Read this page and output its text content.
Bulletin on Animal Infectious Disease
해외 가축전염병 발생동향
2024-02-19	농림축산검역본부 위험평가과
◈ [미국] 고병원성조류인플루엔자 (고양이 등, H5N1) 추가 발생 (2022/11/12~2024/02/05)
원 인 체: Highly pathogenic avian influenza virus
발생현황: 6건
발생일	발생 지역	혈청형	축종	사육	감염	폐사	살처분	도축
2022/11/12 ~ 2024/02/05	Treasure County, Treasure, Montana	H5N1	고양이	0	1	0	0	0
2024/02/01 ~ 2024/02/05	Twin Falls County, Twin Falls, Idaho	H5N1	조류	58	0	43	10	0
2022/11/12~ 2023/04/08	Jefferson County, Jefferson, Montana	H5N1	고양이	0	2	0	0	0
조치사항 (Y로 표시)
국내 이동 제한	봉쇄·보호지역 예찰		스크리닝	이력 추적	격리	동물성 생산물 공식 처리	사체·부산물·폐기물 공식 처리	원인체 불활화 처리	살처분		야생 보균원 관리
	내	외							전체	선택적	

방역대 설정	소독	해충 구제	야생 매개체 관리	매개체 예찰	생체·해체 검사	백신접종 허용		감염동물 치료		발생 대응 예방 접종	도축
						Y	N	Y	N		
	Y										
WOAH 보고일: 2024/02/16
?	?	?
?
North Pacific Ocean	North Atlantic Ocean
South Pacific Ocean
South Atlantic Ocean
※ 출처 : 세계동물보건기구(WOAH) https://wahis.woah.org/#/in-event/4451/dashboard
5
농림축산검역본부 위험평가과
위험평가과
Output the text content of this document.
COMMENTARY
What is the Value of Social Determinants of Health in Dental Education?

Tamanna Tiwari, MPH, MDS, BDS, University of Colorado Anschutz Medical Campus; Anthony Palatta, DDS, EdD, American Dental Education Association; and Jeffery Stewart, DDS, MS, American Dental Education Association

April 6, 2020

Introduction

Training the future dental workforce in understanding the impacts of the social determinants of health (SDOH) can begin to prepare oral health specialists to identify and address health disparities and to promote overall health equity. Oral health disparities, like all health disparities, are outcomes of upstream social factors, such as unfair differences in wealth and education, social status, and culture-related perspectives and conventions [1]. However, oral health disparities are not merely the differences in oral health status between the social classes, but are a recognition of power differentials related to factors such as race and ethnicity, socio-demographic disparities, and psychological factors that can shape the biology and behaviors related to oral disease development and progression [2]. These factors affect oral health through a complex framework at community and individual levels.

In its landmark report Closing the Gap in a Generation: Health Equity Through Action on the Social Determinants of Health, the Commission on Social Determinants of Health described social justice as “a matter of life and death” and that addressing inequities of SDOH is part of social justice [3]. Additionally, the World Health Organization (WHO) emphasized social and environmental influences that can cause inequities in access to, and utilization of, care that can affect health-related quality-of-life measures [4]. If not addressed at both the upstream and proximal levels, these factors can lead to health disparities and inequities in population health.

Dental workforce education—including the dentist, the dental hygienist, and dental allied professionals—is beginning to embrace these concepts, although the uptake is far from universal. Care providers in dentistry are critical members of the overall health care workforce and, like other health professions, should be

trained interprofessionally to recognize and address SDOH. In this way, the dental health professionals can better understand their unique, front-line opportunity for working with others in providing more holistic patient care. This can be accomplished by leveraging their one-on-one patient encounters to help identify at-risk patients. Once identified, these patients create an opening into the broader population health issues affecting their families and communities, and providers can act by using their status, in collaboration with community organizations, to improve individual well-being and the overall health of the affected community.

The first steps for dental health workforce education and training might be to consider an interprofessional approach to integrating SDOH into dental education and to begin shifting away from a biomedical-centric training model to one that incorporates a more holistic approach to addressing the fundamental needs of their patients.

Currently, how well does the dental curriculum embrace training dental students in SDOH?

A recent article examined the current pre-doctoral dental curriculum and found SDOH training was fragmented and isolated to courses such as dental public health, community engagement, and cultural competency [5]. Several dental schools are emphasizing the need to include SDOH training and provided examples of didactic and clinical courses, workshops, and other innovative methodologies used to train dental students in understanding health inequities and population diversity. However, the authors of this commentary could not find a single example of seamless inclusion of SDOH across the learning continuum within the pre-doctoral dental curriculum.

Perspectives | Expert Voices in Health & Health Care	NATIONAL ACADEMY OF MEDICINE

* WHAT NEEDS TO BE DONE
All of the data is to be written out again, word for word.

* FINISHED EXERCISE
Read this page and output its text content.
Bulletin on Animal Infectious Disease
해외 가축전염병 발생동향
2024-02-19	농림축산검역본부 위험평가과
◈ [미국] 고병원성조류인플루엔자 (고양이 등, H5N1) 추가 발생 (2022/11/12~2024/02/05)
원 인 체: Highly pathogenic avian influenza virus
발생현황: 6건
발생일	발생 지역	혈청형	축종	사육	감염	폐사	살처분	도축
2022/11/12 ~ 2024/02/05	Treasure County, Treasure, Montana	H5N1	고양이	0	1	0	0	0
2024/02/01 ~ 2024/02/05	Twin Falls County, Twin Falls, Idaho	H5N1	조류	58	0	43	10	0
2022/11/12~ 2023/04/08	Jefferson County, Jefferson, Montana	H5N1	고양이	0	2	0	0	0
조치사항 (Y로 표시)
국내 이동 제한	봉쇄·보호지역 예찰		스크리닝	이력 추적	격리	동물성 생산물 공식 처리	사체·부산물·폐기물 공식 처리	원인체 불활화 처리	살처분		야생 보균원 관리
	내	외							전체	선택적	

방역대 설정	소독	해충 구제	야생 매개체 관리	매개체 예찰	생체·해체 검사	백신접종 허용		감염동물 치료		발생 대응 예방 접종	도축
						Y	N	Y	N		
	Y										
WOAH 보고일: 2024/02/16
?	?	?
?
North Pacific Ocean	North Atlantic Ocean
South Pacific Ocean
South Atlantic Ocean
※ 출처 : 세계동물보건기구(WOAH) https://wahis.woah.org/#/in-event/4451/dashboard
5
농림축산검역본부 위험평가과
위험평가과
Output the text content of this document.
COMMENTARY
What is the Value of Social Determinants of Health in Dental Education?

Tamanna Tiwari, MPH, MDS, BDS, University of Colorado Anschutz Medical Campus; Anthony Palatta, DDS, EdD, American Dental Education Association; and Jeffery Stewart, DDS, MS, American Dental Education Association

April 6, 2020

Introduction

Training the future dental workforce in understanding the impacts of the social determinants of health (SDOH) can begin to prepare oral health specialists to identify and address health disparities and to promote overall health equity. Oral health disparities, like all health disparities, are outcomes of upstream social factors, such as unfair differences in wealth and education, social status, and culture-related perspectives and conventions [1]. However, oral health disparities are not merely the differences in oral health status between the social classes, but are a recognition of power differentials related to factors such as race and ethnicity, socio-demographic disparities, and psychological factors that can shape the biology and behaviors related to oral disease development and progression [2]. These factors affect oral health through a complex framework at community and individual levels.

In its landmark report Closing the Gap in a Generation: Health Equity Through Action on the Social Determinants of Health, the Commission on Social Determinants of Health described social justice as “a matter of life and death” and that addressing inequities of SDOH is part of social justice [3]. Additionally, the World Health Organization (WHO) emphasized social and environmental influences that can cause inequities in access to, and utilization of, care that can affect health-related quality-of-life measures [4]. If not addressed at both the upstream and proximal levels, these factors can lead to health disparities and inequities in population health.

Dental workforce education—including the dentist, the dental hygienist, and dental allied professionals—is beginning to embrace these concepts, although the uptake is far from universal. Care providers in dentistry are critical members of the overall health care workforce and, like other health professions, should be

trained interprofessionally to recognize and address SDOH. In this way, the dental health professionals can better understand their unique, front-line opportunity for working with others in providing more holistic patient care. This can be accomplished by leveraging their one-on-one patient encounters to help identify at-risk patients. Once identified, these patients create an opening into the broader population health issues affecting their families and communities, and providers can act by using their status, in collaboration with community organizations, to improve individual well-being and the overall health of the affected community.

The first steps for dental health workforce education and training might be to consider an interprofessional approach to integrating SDOH into dental education and to begin shifting away from a biomedical-centric training model to one that incorporates a more holistic approach to addressing the fundamental needs of their patients.

Currently, how well does the dental curriculum embrace training dental students in SDOH?

A recent article examined the current pre-doctoral dental curriculum and found SDOH training was fragmented and isolated to courses such as dental public health, community engagement, and cultural competency [5]. Several dental schools are emphasizing the need to include SDOH training and provided examples of didactic and clinical courses, workshops, and other innovative methodologies used to train dental students in understanding health inequities and population diversity. However, the authors of this commentary could not find a single example of seamless inclusion of SDOH across the learning continuum within the pre-doctoral dental curriculum.

Perspectives | Expert Voices in Health & Health Care	NATIONAL ACADEMY OF MEDICINE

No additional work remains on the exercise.